DIRECTIONS: Please reproduce the stretch of the zlib compression thread from "Perhaps a better" through "source I believe).", word for word.

EXCERPT TO READ:

Closed bjjones closed 4 years ago
The gain comes entirely from the optimized deflate() function.
Looking at the patch, it replaces a managed CRC version with a native CRC version in zlib. Surely this alone is responsible for a portion of the performance delta.
Perhaps a better name for this proposal is "Use native zlib CRC32 instead of managed implementation."
Looking at the patch
I think there's some confusion here, in that I don't think the PR and this issue are directly related.
My understanding is that in this issue @bjjones is proposing ditching clrcompression.dll (the native zlib binary that System.IO.Compression P/Invokes to on Windows) and replacing it with a different zlib implementation, one optimized by Intel. His performance results are based on comparing that newer zlib with the current clrcompression.dll (which is also based on an older zlib source I believe).
Separate from that, his recent PR updates the crc32 calculation in the library to use the crc32 function from clrcompression.dll; that change is unrelated to this proposal, other than tangentially. Once updated to P/Invoke to native for the crc32 function, then any improvements that came from an improved native binary would show up as well.
I think there's some confusion here, in that I don't think the PR and this issue are directly related.
If this issue is about only replacing the code on Windows versions, what is the implication to the minimum system requirement that adding this Intel library will have?

ENTRIES SHOWN:

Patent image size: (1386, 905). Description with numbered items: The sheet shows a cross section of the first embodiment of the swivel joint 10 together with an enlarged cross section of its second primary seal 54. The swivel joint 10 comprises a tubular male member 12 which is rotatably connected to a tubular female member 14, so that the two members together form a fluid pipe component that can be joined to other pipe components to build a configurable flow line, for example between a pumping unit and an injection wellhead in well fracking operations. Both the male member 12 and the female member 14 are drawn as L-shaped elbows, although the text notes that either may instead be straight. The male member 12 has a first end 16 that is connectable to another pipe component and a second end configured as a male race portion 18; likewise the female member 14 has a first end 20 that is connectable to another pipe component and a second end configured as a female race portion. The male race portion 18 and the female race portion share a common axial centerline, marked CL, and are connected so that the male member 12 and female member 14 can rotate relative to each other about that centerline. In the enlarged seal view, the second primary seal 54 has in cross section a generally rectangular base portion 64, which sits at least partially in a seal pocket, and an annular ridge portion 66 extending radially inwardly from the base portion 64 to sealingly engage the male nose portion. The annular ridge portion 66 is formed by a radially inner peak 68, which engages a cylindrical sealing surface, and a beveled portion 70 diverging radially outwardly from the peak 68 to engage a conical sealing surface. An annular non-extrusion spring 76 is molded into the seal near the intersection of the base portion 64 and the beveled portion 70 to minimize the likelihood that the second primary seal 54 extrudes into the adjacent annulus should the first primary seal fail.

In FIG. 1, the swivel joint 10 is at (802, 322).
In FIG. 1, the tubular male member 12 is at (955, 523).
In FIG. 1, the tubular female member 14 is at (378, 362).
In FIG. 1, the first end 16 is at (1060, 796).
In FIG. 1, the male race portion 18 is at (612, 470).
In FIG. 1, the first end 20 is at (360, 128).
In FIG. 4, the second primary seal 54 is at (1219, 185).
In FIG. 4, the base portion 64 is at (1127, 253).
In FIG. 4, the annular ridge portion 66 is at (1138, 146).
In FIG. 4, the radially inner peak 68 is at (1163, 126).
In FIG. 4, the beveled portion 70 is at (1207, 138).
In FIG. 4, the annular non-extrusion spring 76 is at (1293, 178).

RESPONSE TO THE TASK:
Perhaps a better name for this proposal is "Use native zlib CRC32 instead of managed implementation."
Looking at the patch
I think there's some confusion here, in that I don't think the PR and this issue are directly related.
My understanding is that in this issue @bjjones is proposing ditching clrcompression.dll (the native zlib binary that System.IO.Compression P/Invokes to on Windows) and replacing it with a different zlib implementation, one optimized by Intel. His performance results are based on comparing that newer zlib with the current clrcompression.dll (which is also based on an older zlib source I believe).